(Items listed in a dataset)
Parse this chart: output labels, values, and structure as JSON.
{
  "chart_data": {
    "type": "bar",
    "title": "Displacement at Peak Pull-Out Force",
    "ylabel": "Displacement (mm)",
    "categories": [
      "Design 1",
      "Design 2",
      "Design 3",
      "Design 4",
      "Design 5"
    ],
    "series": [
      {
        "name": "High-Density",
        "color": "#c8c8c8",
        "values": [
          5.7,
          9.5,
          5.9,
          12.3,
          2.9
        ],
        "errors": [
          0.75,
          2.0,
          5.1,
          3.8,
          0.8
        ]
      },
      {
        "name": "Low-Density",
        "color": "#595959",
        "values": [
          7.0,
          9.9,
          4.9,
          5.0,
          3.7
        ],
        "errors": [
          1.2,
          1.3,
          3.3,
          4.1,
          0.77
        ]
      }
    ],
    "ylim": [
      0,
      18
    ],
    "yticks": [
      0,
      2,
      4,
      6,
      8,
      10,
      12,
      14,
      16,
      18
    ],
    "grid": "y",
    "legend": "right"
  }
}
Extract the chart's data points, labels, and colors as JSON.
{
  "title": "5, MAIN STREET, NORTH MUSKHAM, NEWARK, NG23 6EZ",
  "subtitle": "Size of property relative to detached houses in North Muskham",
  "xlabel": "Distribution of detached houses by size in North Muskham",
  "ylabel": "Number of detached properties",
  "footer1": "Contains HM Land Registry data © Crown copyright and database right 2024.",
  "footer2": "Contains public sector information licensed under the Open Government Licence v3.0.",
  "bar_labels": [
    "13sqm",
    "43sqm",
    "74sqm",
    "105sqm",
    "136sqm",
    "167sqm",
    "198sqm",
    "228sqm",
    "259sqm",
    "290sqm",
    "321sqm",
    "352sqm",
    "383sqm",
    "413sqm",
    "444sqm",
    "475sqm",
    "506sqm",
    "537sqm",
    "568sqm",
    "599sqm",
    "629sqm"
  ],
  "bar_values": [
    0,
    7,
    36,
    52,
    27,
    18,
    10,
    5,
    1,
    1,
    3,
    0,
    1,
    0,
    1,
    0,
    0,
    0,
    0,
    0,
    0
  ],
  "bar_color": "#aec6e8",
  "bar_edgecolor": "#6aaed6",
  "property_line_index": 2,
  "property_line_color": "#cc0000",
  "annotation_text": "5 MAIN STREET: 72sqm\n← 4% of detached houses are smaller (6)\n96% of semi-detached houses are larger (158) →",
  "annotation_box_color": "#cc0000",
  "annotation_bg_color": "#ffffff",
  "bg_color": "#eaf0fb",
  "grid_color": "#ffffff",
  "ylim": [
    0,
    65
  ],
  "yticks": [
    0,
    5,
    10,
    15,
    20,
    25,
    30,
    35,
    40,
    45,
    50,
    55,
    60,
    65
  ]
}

**Challenge:**
Without omitting anything, output the entries exactly.

**The response:**
Parse this chart: output labels, values, and structure as JSON.
{
  "chart_data": {
    "type": "bar",
    "title": "Displacement at Peak Pull-Out Force",
    "ylabel": "Displacement (mm)",
    "categories": [
      "Design 1",
      "Design 2",
      "Design 3",
      "Design 4",
      "Design 5"
    ],
    "series": [
      {
        "name": "High-Density",
        "color": "#c8c8c8",
        "values": [
          5.7,
          9.5,
          5.9,
          12.3,
          2.9
        ],
        "errors": [
          0.75,
          2.0,
          5.1,
          3.8,
          0.8
        ]
      },
      {
        "name": "Low-Density",
        "color": "#595959",
        "values": [
          7.0,
          9.9,
          4.9,
          5.0,
          3.7
        ],
        "errors": [
          1.2,
          1.3,
          3.3,
          4.1,
          0.77
        ]
      }
    ],
    "ylim": [
      0,
      18
    ],
    "yticks": [
      0,
      2,
      4,
      6,
      8,
      10,
      12,
      14,
      16,
      18
    ],
    "grid": "y",
    "legend": "right"
  }
}
Extract the chart's data points, labels, and colors as JSON.
{
  "title": "5, MAIN STREET, NORTH MUSKHAM, NEWARK, NG23 6EZ",
  "subtitle": "Size of property relative to detached houses in North Muskham",
  "xlabel": "Distribution of detached houses by size in North Muskham",
  "ylabel": "Number of detached properties",
  "footer1": "Contains HM Land Registry data © Crown copyright and database right 2024.",
  "footer2": "Contains public sector information licensed under the Open Government Licence v3.0.",
  "bar_labels": [
    "13sqm",
    "43sqm",
    "74sqm",
    "105sqm",
    "136sqm",
    "167sqm",
    "198sqm",
    "228sqm",
    "259sqm",
    "290sqm",
    "321sqm",
    "352sqm",
    "383sqm",
    "413sqm",
    "444sqm",
    "475sqm",
    "506sqm",
    "537sqm",
    "568sqm",
    "599sqm",
    "629sqm"
  ],
  "bar_values": [
    0,
    7,
    36,
    52,
    27,
    18,
    10,
    5,
    1,
    1,
    3,
    0,
    1,
    0,
    1,
    0,
    0,
    0,
    0,
    0,
    0
  ],
  "bar_color": "#aec6e8",
  "bar_edgecolor": "#6aaed6",
  "property_line_index": 2,
  "property_line_color": "#cc0000",
  "annotation_text": "5 MAIN STREET: 72sqm\n← 4% of detached houses are smaller (6)\n96% of semi-detached houses are larger (158) →",
  "annotation_box_color": "#cc0000",
  "annotation_bg_color": "#ffffff",
  "bg_color": "#eaf0fb",
  "grid_color": "#ffffff",
  "ylim": [
    0,
    65
  ],
  "yticks": [
    0,
    5,
    10,
    15,
    20,
    25,
    30,
    35,
    40,
    45,
    50,
    55,
    60,
    65
  ]
}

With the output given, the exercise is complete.